┌────────
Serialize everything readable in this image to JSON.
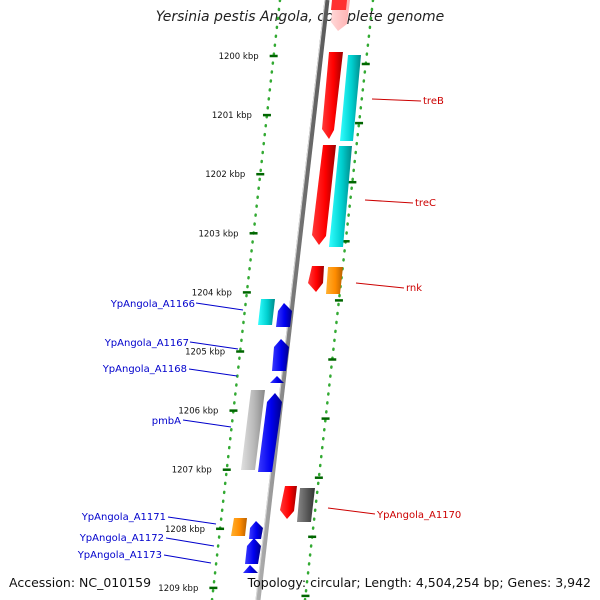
{
  "title": "Yersinia pestis Angola, complete genome",
  "accession": "Accession: NC_010159",
  "topology": "Topology: circular; Length: 4,504,254 bp; Genes: 3,942",
  "colors": {
    "forward_label": "#cc0000",
    "reverse_label": "#0000cc",
    "ruler_tick": "#006600",
    "backbone": "#808080"
  },
  "ruler": [
    {
      "label": "1200 kbp",
      "kbp": 1200
    },
    {
      "label": "1201 kbp",
      "kbp": 1201
    },
    {
      "label": "1202 kbp",
      "kbp": 1202
    },
    {
      "label": "1203 kbp",
      "kbp": 1203
    },
    {
      "label": "1204 kbp",
      "kbp": 1204
    },
    {
      "label": "1205 kbp",
      "kbp": 1205
    },
    {
      "label": "1206 kbp",
      "kbp": 1206
    },
    {
      "label": "1207 kbp",
      "kbp": 1207
    },
    {
      "label": "1208 kbp",
      "kbp": 1208
    },
    {
      "label": "1209 kbp",
      "kbp": 1209
    }
  ],
  "gene_labels": [
    {
      "name": "treB",
      "strand": "forward"
    },
    {
      "name": "treC",
      "strand": "forward"
    },
    {
      "name": "rnk",
      "strand": "forward"
    },
    {
      "name": "YpAngola_A1170",
      "strand": "forward"
    },
    {
      "name": "YpAngola_A1166",
      "strand": "reverse"
    },
    {
      "name": "YpAngola_A1167",
      "strand": "reverse"
    },
    {
      "name": "YpAngola_A1168",
      "strand": "reverse"
    },
    {
      "name": "pmbA",
      "strand": "reverse"
    },
    {
      "name": "YpAngola_A1171",
      "strand": "reverse"
    },
    {
      "name": "YpAngola_A1172",
      "strand": "reverse"
    },
    {
      "name": "YpAngola_A1173",
      "strand": "reverse"
    }
  ]
}
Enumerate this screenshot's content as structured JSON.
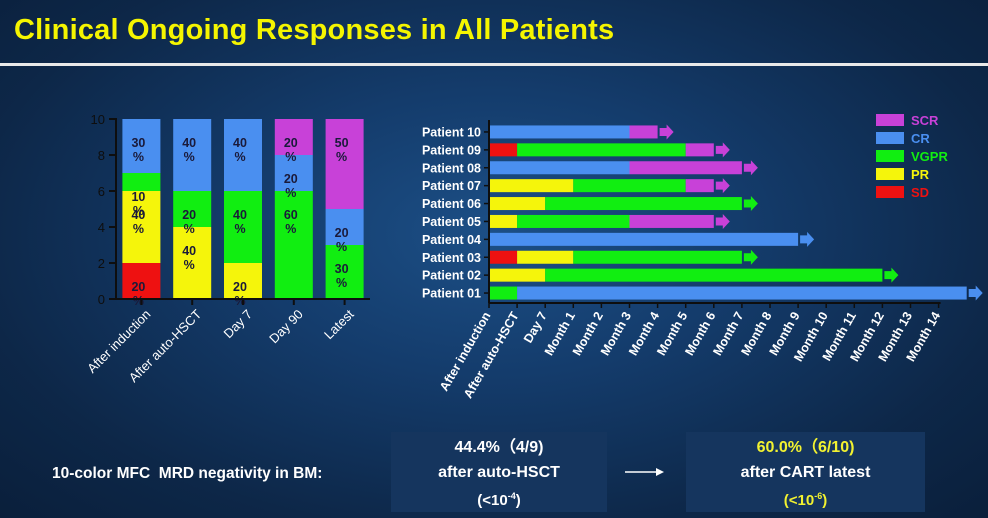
{
  "title": "Clinical Ongoing Responses in All Patients",
  "colors": {
    "title": "#f5f500",
    "SCR": "#c841d8",
    "CR": "#4a8ff0",
    "VGPR": "#11ee11",
    "PR": "#f5f50b",
    "SD": "#ee1111"
  },
  "chart_data": [
    {
      "type": "bar",
      "stacked": true,
      "categories": [
        "After induction",
        "After auto-HSCT",
        "Day 7",
        "Day 90",
        "Latest"
      ],
      "ylim": [
        0,
        10
      ],
      "yticks": [
        "0",
        "2",
        "4",
        "6",
        "8",
        "10"
      ],
      "series": [
        {
          "name": "SD",
          "values": [
            2,
            0,
            0,
            0,
            0
          ]
        },
        {
          "name": "PR",
          "values": [
            4,
            4,
            2,
            0,
            0
          ]
        },
        {
          "name": "VGPR",
          "values": [
            1,
            2,
            4,
            6,
            3
          ]
        },
        {
          "name": "CR",
          "values": [
            3,
            4,
            4,
            2,
            2
          ]
        },
        {
          "name": "SCR",
          "values": [
            0,
            0,
            0,
            2,
            5
          ]
        }
      ],
      "data_labels": [
        [
          "20\n%",
          "40\n%",
          "10\n%",
          "30\n%"
        ],
        [
          "40\n%",
          "20\n%",
          "40\n%"
        ],
        [
          "20\n%",
          "40\n%",
          "40\n%"
        ],
        [
          "60\n%",
          "20\n%",
          "20\n%"
        ],
        [
          "30\n%",
          "20\n%",
          "50\n%"
        ]
      ]
    },
    {
      "type": "bar",
      "orientation": "horizontal",
      "x_ticks": [
        "After induction",
        "After auto-HSCT",
        "Day 7",
        "Month 1",
        "Month 2",
        "Month 3",
        "Month 4",
        "Month 5",
        "Month 6",
        "Month 7",
        "Month 8",
        "Month 9",
        "Month 10",
        "Month 11",
        "Month 12",
        "Month 13",
        "Month 14"
      ],
      "legend": [
        "SCR",
        "CR",
        "VGPR",
        "PR",
        "SD"
      ],
      "legend_position": "top-right",
      "patients": [
        {
          "name": "Patient 10",
          "segments": [
            {
              "status": "CR",
              "start": 0,
              "end": 5
            },
            {
              "status": "SCR",
              "start": 5,
              "end": 6
            }
          ],
          "ongoing": "SCR"
        },
        {
          "name": "Patient 09",
          "segments": [
            {
              "status": "SD",
              "start": 0,
              "end": 1
            },
            {
              "status": "VGPR",
              "start": 1,
              "end": 7
            },
            {
              "status": "SCR",
              "start": 7,
              "end": 8
            }
          ],
          "ongoing": "SCR"
        },
        {
          "name": "Patient 08",
          "segments": [
            {
              "status": "CR",
              "start": 0,
              "end": 5
            },
            {
              "status": "SCR",
              "start": 5,
              "end": 9
            }
          ],
          "ongoing": "SCR"
        },
        {
          "name": "Patient 07",
          "segments": [
            {
              "status": "PR",
              "start": 0,
              "end": 3
            },
            {
              "status": "VGPR",
              "start": 3,
              "end": 7
            },
            {
              "status": "SCR",
              "start": 7,
              "end": 8
            }
          ],
          "ongoing": "SCR"
        },
        {
          "name": "Patient 06",
          "segments": [
            {
              "status": "PR",
              "start": 0,
              "end": 2
            },
            {
              "status": "VGPR",
              "start": 2,
              "end": 9
            }
          ],
          "ongoing": "VGPR"
        },
        {
          "name": "Patient 05",
          "segments": [
            {
              "status": "PR",
              "start": 0,
              "end": 1
            },
            {
              "status": "VGPR",
              "start": 1,
              "end": 5
            },
            {
              "status": "SCR",
              "start": 5,
              "end": 8
            }
          ],
          "ongoing": "SCR"
        },
        {
          "name": "Patient 04",
          "segments": [
            {
              "status": "CR",
              "start": 0,
              "end": 11
            }
          ],
          "ongoing": "CR"
        },
        {
          "name": "Patient 03",
          "segments": [
            {
              "status": "SD",
              "start": 0,
              "end": 1
            },
            {
              "status": "PR",
              "start": 1,
              "end": 3
            },
            {
              "status": "VGPR",
              "start": 3,
              "end": 9
            }
          ],
          "ongoing": "VGPR"
        },
        {
          "name": "Patient 02",
          "segments": [
            {
              "status": "PR",
              "start": 0,
              "end": 2
            },
            {
              "status": "VGPR",
              "start": 2,
              "end": 14
            }
          ],
          "ongoing": "VGPR"
        },
        {
          "name": "Patient 01",
          "segments": [
            {
              "status": "VGPR",
              "start": 0,
              "end": 1
            },
            {
              "status": "CR",
              "start": 1,
              "end": 17
            }
          ],
          "ongoing": "CR"
        }
      ]
    }
  ],
  "mrd": {
    "label": "10-color MFC  MRD negativity in BM:",
    "box1": {
      "line1": "44.4%（4/9)",
      "line2": "after auto-HSCT",
      "line3_prefix": "(<10",
      "line3_exp": "-4",
      "line3_suffix": ")"
    },
    "box2": {
      "line1": "60.0%（6/10)",
      "line2": "after CART latest",
      "line3_prefix": "(<10",
      "line3_exp": "-6",
      "line3_suffix": ")"
    }
  }
}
└────────
| Exercise |
Output the data exactly, pictures omitted.

| Task solution |
Serialize everything readable in this image to JSON.
{
  "title": "Yersinia pestis Angola, complete genome",
  "accession": "Accession: NC_010159",
  "topology": "Topology: circular; Length: 4,504,254 bp; Genes: 3,942",
  "colors": {
    "forward_label": "#cc0000",
    "reverse_label": "#0000cc",
    "ruler_tick": "#006600",
    "backbone": "#808080"
  },
  "ruler": [
    {
      "label": "1200 kbp",
      "kbp": 1200
    },
    {
      "label": "1201 kbp",
      "kbp": 1201
    },
    {
      "label": "1202 kbp",
      "kbp": 1202
    },
    {
      "label": "1203 kbp",
      "kbp": 1203
    },
    {
      "label": "1204 kbp",
      "kbp": 1204
    },
    {
      "label": "1205 kbp",
      "kbp": 1205
    },
    {
      "label": "1206 kbp",
      "kbp": 1206
    },
    {
      "label": "1207 kbp",
      "kbp": 1207
    },
    {
      "label": "1208 kbp",
      "kbp": 1208
    },
    {
      "label": "1209 kbp",
      "kbp": 1209
    }
  ],
  "gene_labels": [
    {
      "name": "treB",
      "strand": "forward"
    },
    {
      "name": "treC",
      "strand": "forward"
    },
    {
      "name": "rnk",
      "strand": "forward"
    },
    {
      "name": "YpAngola_A1170",
      "strand": "forward"
    },
    {
      "name": "YpAngola_A1166",
      "strand": "reverse"
    },
    {
      "name": "YpAngola_A1167",
      "strand": "reverse"
    },
    {
      "name": "YpAngola_A1168",
      "strand": "reverse"
    },
    {
      "name": "pmbA",
      "strand": "reverse"
    },
    {
      "name": "YpAngola_A1171",
      "strand": "reverse"
    },
    {
      "name": "YpAngola_A1172",
      "strand": "reverse"
    },
    {
      "name": "YpAngola_A1173",
      "strand": "reverse"
    }
  ]
}
Enumerate this screenshot's content as structured JSON.
{
  "title": "Clinical Ongoing Responses in All Patients",
  "colors": {
    "title": "#f5f500",
    "SCR": "#c841d8",
    "CR": "#4a8ff0",
    "VGPR": "#11ee11",
    "PR": "#f5f50b",
    "SD": "#ee1111"
  },
  "chart_data": [
    {
      "type": "bar",
      "stacked": true,
      "categories": [
        "After induction",
        "After auto-HSCT",
        "Day 7",
        "Day 90",
        "Latest"
      ],
      "ylim": [
        0,
        10
      ],
      "yticks": [
        "0",
        "2",
        "4",
        "6",
        "8",
        "10"
      ],
      "series": [
        {
          "name": "SD",
          "values": [
            2,
            0,
            0,
            0,
            0
          ]
        },
        {
          "name": "PR",
          "values": [
            4,
            4,
            2,
            0,
            0
          ]
        },
        {
          "name": "VGPR",
          "values": [
            1,
            2,
            4,
            6,
            3
          ]
        },
        {
          "name": "CR",
          "values": [
            3,
            4,
            4,
            2,
            2
          ]
        },
        {
          "name": "SCR",
          "values": [
            0,
            0,
            0,
            2,
            5
          ]
        }
      ],
      "data_labels": [
        [
          "20\n%",
          "40\n%",
          "10\n%",
          "30\n%"
        ],
        [
          "40\n%",
          "20\n%",
          "40\n%"
        ],
        [
          "20\n%",
          "40\n%",
          "40\n%"
        ],
        [
          "60\n%",
          "20\n%",
          "20\n%"
        ],
        [
          "30\n%",
          "20\n%",
          "50\n%"
        ]
      ]
    },
    {
      "type": "bar",
      "orientation": "horizontal",
      "x_ticks": [
        "After induction",
        "After auto-HSCT",
        "Day 7",
        "Month 1",
        "Month 2",
        "Month 3",
        "Month 4",
        "Month 5",
        "Month 6",
        "Month 7",
        "Month 8",
        "Month 9",
        "Month 10",
        "Month 11",
        "Month 12",
        "Month 13",
        "Month 14"
      ],
      "legend": [
        "SCR",
        "CR",
        "VGPR",
        "PR",
        "SD"
      ],
      "legend_position": "top-right",
      "patients": [
        {
          "name": "Patient 10",
          "segments": [
            {
              "status": "CR",
              "start": 0,
              "end": 5
            },
            {
              "status": "SCR",
              "start": 5,
              "end": 6
            }
          ],
          "ongoing": "SCR"
        },
        {
          "name": "Patient 09",
          "segments": [
            {
              "status": "SD",
              "start": 0,
              "end": 1
            },
            {
              "status": "VGPR",
              "start": 1,
              "end": 7
            },
            {
              "status": "SCR",
              "start": 7,
              "end": 8
            }
          ],
          "ongoing": "SCR"
        },
        {
          "name": "Patient 08",
          "segments": [
            {
              "status": "CR",
              "start": 0,
              "end": 5
            },
            {
              "status": "SCR",
              "start": 5,
              "end": 9
            }
          ],
          "ongoing": "SCR"
        },
        {
          "name": "Patient 07",
          "segments": [
            {
              "status": "PR",
              "start": 0,
              "end": 3
            },
            {
              "status": "VGPR",
              "start": 3,
              "end": 7
            },
            {
              "status": "SCR",
              "start": 7,
              "end": 8
            }
          ],
          "ongoing": "SCR"
        },
        {
          "name": "Patient 06",
          "segments": [
            {
              "status": "PR",
              "start": 0,
              "end": 2
            },
            {
              "status": "VGPR",
              "start": 2,
              "end": 9
            }
          ],
          "ongoing": "VGPR"
        },
        {
          "name": "Patient 05",
          "segments": [
            {
              "status": "PR",
              "start": 0,
              "end": 1
            },
            {
              "status": "VGPR",
              "start": 1,
              "end": 5
            },
            {
              "status": "SCR",
              "start": 5,
              "end": 8
            }
          ],
          "ongoing": "SCR"
        },
        {
          "name": "Patient 04",
          "segments": [
            {
              "status": "CR",
              "start": 0,
              "end": 11
            }
          ],
          "ongoing": "CR"
        },
        {
          "name": "Patient 03",
          "segments": [
            {
              "status": "SD",
              "start": 0,
              "end": 1
            },
            {
              "status": "PR",
              "start": 1,
              "end": 3
            },
            {
              "status": "VGPR",
              "start": 3,
              "end": 9
            }
          ],
          "ongoing": "VGPR"
        },
        {
          "name": "Patient 02",
          "segments": [
            {
              "status": "PR",
              "start": 0,
              "end": 2
            },
            {
              "status": "VGPR",
              "start": 2,
              "end": 14
            }
          ],
          "ongoing": "VGPR"
        },
        {
          "name": "Patient 01",
          "segments": [
            {
              "status": "VGPR",
              "start": 0,
              "end": 1
            },
            {
              "status": "CR",
              "start": 1,
              "end": 17
            }
          ],
          "ongoing": "CR"
        }
      ]
    }
  ],
  "mrd": {
    "label": "10-color MFC  MRD negativity in BM:",
    "box1": {
      "line1": "44.4%（4/9)",
      "line2": "after auto-HSCT",
      "line3_prefix": "(<10",
      "line3_exp": "-4",
      "line3_suffix": ")"
    },
    "box2": {
      "line1": "60.0%（6/10)",
      "line2": "after CART latest",
      "line3_prefix": "(<10",
      "line3_exp": "-6",
      "line3_suffix": ")"
    }
  }
}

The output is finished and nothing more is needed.